The records that follow must be reproduced in full, exactly as written.

********

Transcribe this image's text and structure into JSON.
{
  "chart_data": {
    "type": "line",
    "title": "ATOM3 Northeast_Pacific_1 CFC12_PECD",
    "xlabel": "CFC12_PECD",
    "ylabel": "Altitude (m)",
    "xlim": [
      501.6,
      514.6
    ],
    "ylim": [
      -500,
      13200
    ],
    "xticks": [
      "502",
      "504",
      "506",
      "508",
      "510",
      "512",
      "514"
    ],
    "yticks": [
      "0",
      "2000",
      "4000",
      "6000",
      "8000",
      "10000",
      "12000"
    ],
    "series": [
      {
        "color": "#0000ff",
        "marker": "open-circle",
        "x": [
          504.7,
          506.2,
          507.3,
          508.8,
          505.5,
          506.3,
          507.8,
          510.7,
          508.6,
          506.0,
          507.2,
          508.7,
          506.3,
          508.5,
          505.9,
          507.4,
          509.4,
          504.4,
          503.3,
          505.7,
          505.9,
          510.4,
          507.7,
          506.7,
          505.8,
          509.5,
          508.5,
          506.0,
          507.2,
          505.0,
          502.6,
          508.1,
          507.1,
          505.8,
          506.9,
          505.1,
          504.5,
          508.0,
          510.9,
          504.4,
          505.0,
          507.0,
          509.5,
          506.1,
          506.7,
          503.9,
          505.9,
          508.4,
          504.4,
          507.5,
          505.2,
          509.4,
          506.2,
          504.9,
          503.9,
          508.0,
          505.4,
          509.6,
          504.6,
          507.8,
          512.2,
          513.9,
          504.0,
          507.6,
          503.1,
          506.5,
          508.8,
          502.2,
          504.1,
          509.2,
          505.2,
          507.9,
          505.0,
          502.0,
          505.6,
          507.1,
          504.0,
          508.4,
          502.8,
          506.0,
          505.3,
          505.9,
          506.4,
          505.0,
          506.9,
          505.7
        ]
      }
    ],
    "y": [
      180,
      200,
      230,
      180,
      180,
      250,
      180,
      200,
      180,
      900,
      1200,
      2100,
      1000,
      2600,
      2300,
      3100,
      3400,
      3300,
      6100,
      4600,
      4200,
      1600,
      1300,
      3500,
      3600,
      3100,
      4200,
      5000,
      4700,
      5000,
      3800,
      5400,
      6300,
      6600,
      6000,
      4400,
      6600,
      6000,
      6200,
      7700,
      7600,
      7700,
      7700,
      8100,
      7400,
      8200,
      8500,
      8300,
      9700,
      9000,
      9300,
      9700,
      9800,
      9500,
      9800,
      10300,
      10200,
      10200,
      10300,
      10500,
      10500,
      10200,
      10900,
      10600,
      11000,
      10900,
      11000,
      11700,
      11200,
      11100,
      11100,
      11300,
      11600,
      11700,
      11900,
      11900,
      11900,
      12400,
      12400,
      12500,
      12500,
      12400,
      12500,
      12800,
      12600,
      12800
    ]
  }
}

********

* Output of the exercise:
Transcribe this image's text and structure into JSON.
{
  "chart_data": {
    "type": "line",
    "title": "ATOM3 Northeast_Pacific_1 CFC12_PECD",
    "xlabel": "CFC12_PECD",
    "ylabel": "Altitude (m)",
    "xlim": [
      501.6,
      514.6
    ],
    "ylim": [
      -500,
      13200
    ],
    "xticks": [
      "502",
      "504",
      "506",
      "508",
      "510",
      "512",
      "514"
    ],
    "yticks": [
      "0",
      "2000",
      "4000",
      "6000",
      "8000",
      "10000",
      "12000"
    ],
    "series": [
      {
        "color": "#0000ff",
        "marker": "open-circle",
        "x": [
          504.7,
          506.2,
          507.3,
          508.8,
          505.5,
          506.3,
          507.8,
          510.7,
          508.6,
          506.0,
          507.2,
          508.7,
          506.3,
          508.5,
          505.9,
          507.4,
          509.4,
          504.4,
          503.3,
          505.7,
          505.9,
          510.4,
          507.7,
          506.7,
          505.8,
          509.5,
          508.5,
          506.0,
          507.2,
          505.0,
          502.6,
          508.1,
          507.1,
          505.8,
          506.9,
          505.1,
          504.5,
          508.0,
          510.9,
          504.4,
          505.0,
          507.0,
          509.5,
          506.1,
          506.7,
          503.9,
          505.9,
          508.4,
          504.4,
          507.5,
          505.2,
          509.4,
          506.2,
          504.9,
          503.9,
          508.0,
          505.4,
          509.6,
          504.6,
          507.8,
          512.2,
          513.9,
          504.0,
          507.6,
          503.1,
          506.5,
          508.8,
          502.2,
          504.1,
          509.2,
          505.2,
          507.9,
          505.0,
          502.0,
          505.6,
          507.1,
          504.0,
          508.4,
          502.8,
          506.0,
          505.3,
          505.9,
          506.4,
          505.0,
          506.9,
          505.7
        ]
      }
    ],
    "y": [
      180,
      200,
      230,
      180,
      180,
      250,
      180,
      200,
      180,
      900,
      1200,
      2100,
      1000,
      2600,
      2300,
      3100,
      3400,
      3300,
      6100,
      4600,
      4200,
      1600,
      1300,
      3500,
      3600,
      3100,
      4200,
      5000,
      4700,
      5000,
      3800,
      5400,
      6300,
      6600,
      6000,
      4400,
      6600,
      6000,
      6200,
      7700,
      7600,
      7700,
      7700,
      8100,
      7400,
      8200,
      8500,
      8300,
      9700,
      9000,
      9300,
      9700,
      9800,
      9500,
      9800,
      10300,
      10200,
      10200,
      10300,
      10500,
      10500,
      10200,
      10900,
      10600,
      11000,
      10900,
      11000,
      11700,
      11200,
      11100,
      11100,
      11300,
      11600,
      11700,
      11900,
      11900,
      11900,
      12400,
      12400,
      12500,
      12500,
      12400,
      12500,
      12800,
      12600,
      12800
    ]
  }
}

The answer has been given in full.